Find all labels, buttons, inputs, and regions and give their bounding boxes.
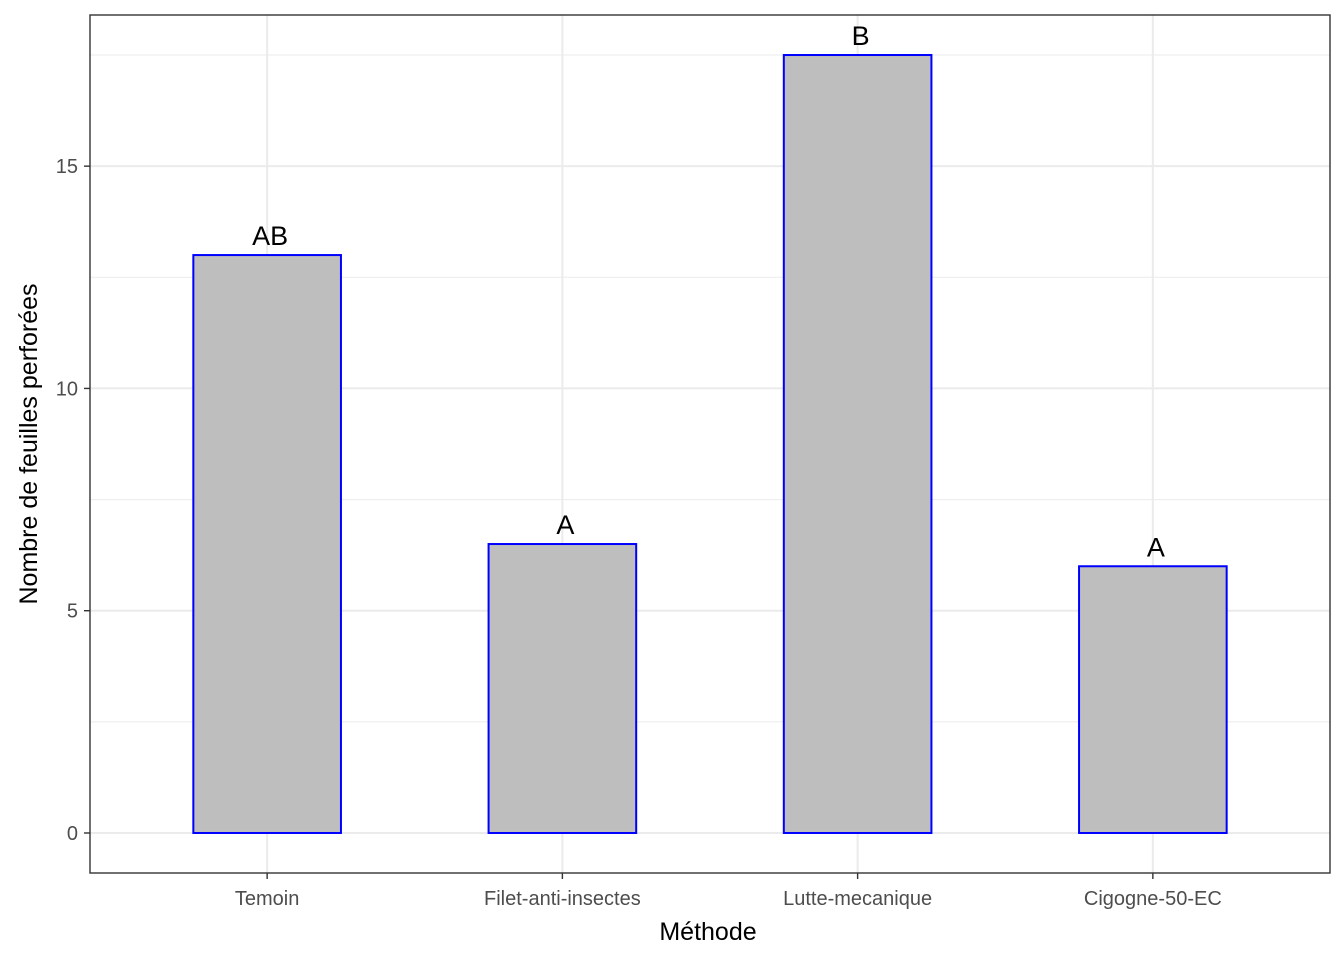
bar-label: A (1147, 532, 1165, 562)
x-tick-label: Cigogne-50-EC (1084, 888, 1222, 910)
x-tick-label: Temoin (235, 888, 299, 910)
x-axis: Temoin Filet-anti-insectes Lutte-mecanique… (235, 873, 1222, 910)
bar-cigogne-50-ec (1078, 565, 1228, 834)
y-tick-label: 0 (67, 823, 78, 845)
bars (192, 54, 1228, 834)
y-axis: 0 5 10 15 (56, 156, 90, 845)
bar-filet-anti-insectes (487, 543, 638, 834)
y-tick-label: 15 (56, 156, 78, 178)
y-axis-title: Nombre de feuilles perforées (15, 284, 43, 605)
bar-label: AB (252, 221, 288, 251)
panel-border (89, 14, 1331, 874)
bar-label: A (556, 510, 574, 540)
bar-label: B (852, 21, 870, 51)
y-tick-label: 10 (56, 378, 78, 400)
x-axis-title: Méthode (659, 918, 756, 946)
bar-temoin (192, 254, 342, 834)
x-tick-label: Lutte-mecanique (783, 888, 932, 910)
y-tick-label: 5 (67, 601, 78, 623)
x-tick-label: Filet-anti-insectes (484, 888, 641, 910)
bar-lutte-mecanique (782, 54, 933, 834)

+-------+

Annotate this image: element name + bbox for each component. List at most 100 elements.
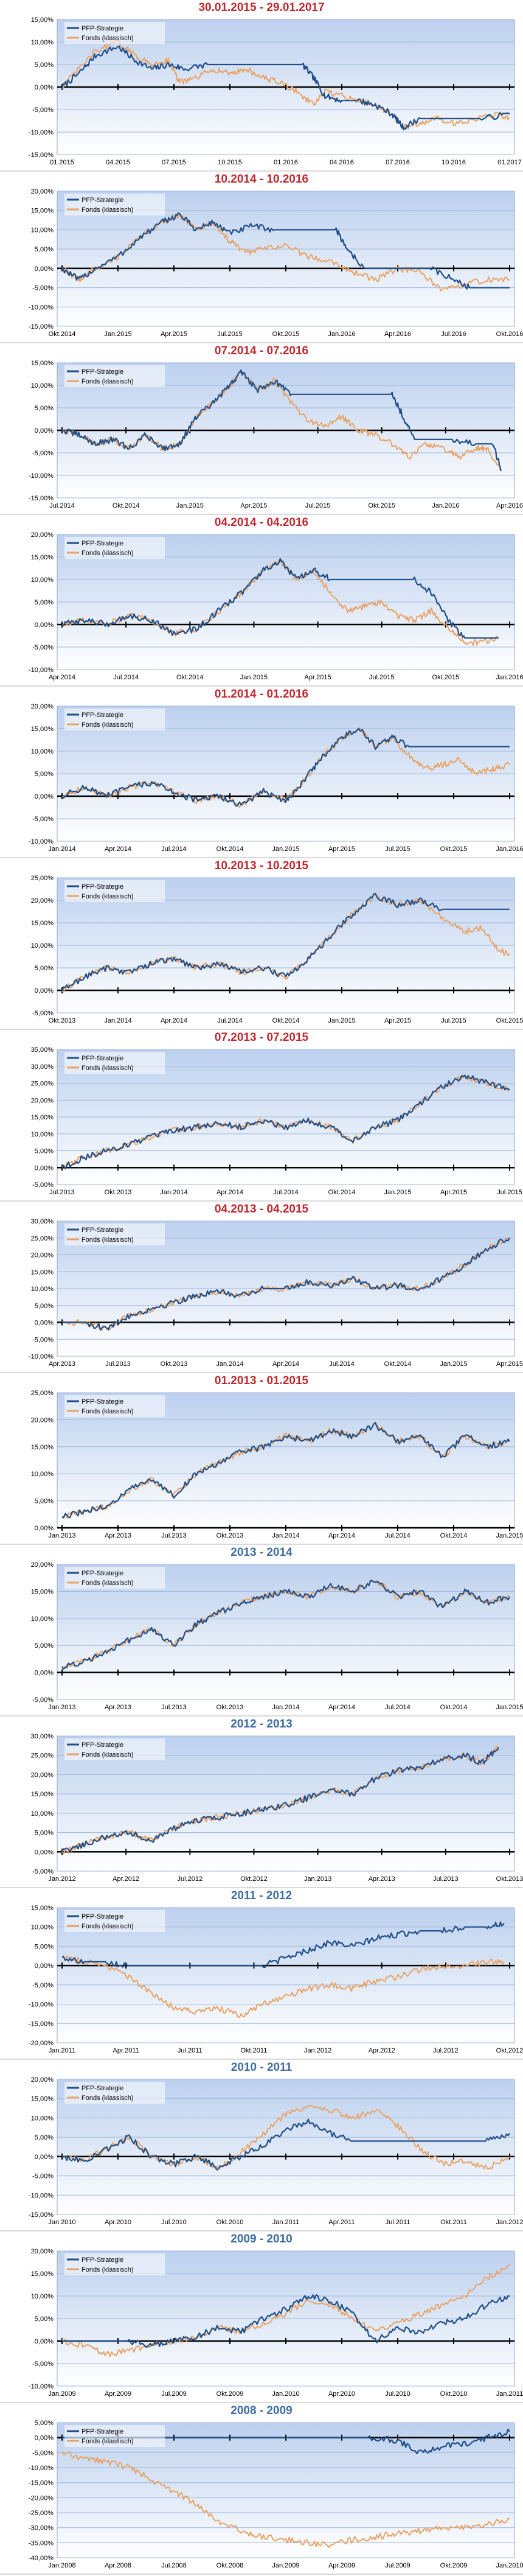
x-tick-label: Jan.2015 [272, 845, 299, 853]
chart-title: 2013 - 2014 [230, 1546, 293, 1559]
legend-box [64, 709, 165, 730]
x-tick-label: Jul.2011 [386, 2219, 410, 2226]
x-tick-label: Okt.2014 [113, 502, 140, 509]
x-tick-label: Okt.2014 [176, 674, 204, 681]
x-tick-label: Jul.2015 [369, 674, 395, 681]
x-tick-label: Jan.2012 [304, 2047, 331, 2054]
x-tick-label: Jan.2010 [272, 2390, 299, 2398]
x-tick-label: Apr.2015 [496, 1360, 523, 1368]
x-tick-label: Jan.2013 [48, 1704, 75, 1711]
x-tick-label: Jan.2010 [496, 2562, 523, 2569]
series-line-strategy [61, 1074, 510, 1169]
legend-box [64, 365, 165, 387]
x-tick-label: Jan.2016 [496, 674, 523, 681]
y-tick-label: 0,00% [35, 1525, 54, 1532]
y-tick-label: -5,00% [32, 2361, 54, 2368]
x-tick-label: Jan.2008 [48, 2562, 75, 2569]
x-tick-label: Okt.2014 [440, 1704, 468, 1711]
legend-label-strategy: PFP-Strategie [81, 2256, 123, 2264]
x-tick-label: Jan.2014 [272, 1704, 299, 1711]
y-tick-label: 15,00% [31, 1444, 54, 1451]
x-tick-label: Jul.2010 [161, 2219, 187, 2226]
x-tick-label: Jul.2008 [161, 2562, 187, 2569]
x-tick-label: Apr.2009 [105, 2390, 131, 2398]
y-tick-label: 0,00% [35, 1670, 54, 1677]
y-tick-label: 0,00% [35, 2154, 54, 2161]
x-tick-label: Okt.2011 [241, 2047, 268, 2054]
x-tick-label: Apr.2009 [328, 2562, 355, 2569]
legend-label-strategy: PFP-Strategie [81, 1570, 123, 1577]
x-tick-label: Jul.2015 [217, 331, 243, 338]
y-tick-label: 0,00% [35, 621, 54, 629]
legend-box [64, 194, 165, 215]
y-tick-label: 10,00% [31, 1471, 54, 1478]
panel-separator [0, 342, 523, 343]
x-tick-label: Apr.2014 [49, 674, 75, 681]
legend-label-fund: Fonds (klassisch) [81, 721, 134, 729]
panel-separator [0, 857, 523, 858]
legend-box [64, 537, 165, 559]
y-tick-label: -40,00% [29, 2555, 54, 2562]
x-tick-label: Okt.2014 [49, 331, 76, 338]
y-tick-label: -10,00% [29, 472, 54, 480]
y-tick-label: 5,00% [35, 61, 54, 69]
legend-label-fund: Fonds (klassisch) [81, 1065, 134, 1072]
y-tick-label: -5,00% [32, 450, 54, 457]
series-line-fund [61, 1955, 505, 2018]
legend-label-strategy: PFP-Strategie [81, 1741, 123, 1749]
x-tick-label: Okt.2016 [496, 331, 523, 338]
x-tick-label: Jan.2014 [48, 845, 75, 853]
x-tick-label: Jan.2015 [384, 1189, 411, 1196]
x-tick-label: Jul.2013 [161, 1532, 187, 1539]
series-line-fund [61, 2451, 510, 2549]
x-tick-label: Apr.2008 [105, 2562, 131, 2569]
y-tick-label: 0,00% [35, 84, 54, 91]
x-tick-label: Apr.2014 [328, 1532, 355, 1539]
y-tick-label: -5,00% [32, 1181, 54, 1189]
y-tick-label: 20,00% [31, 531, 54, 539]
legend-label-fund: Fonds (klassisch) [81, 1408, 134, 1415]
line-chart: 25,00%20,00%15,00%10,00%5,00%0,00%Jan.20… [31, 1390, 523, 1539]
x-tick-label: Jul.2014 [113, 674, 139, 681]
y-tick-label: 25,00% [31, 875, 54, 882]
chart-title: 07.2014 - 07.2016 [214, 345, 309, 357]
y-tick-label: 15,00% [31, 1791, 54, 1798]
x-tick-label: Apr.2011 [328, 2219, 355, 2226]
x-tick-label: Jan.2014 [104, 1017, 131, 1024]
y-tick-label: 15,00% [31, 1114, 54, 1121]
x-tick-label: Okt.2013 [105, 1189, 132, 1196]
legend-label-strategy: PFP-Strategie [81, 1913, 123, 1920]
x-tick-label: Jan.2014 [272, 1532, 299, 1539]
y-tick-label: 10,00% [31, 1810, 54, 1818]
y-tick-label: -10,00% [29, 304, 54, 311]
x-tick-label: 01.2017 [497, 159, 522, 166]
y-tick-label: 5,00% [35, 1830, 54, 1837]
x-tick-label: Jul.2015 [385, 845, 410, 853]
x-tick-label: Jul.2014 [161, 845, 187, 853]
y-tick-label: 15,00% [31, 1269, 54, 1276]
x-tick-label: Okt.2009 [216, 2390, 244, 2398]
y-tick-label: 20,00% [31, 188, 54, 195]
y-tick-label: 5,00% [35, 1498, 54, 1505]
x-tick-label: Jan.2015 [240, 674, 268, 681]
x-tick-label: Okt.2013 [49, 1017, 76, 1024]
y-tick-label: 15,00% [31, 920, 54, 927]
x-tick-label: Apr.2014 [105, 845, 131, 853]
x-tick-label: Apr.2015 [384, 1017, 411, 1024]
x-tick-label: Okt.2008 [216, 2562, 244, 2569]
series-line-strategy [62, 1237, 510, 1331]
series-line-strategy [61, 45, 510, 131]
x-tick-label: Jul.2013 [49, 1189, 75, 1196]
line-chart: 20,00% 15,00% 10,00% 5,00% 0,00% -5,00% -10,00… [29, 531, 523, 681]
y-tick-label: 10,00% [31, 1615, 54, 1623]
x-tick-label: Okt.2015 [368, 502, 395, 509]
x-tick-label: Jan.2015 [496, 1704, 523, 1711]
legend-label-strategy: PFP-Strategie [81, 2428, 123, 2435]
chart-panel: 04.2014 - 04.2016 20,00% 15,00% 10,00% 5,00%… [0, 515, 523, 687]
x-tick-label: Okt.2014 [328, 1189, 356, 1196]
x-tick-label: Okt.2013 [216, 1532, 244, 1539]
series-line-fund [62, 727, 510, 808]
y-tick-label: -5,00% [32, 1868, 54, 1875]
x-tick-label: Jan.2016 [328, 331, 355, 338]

+-------+

Task objective:
Update the rows that open with the one containing "x-tick-label: Jan.2015 [272, 845, 299, 853]" and close with the one containing "x-tick-label: Jul.2015 [369, 674, 395, 681]" by replacing "Okt.2014" with "Oct.2014" and changing nothing else. Return only those rows.

Solved problem:
x-tick-label: Jan.2015 [272, 845, 299, 853]
chart-title: 2013 - 2014 [230, 1546, 293, 1559]
legend-box [64, 709, 165, 730]
x-tick-label: Jul.2011 [386, 2219, 410, 2226]
x-tick-label: Oct.2014 [113, 502, 140, 509]
x-tick-label: Oct.2014 [176, 674, 204, 681]
x-tick-label: Jul.2015 [369, 674, 395, 681]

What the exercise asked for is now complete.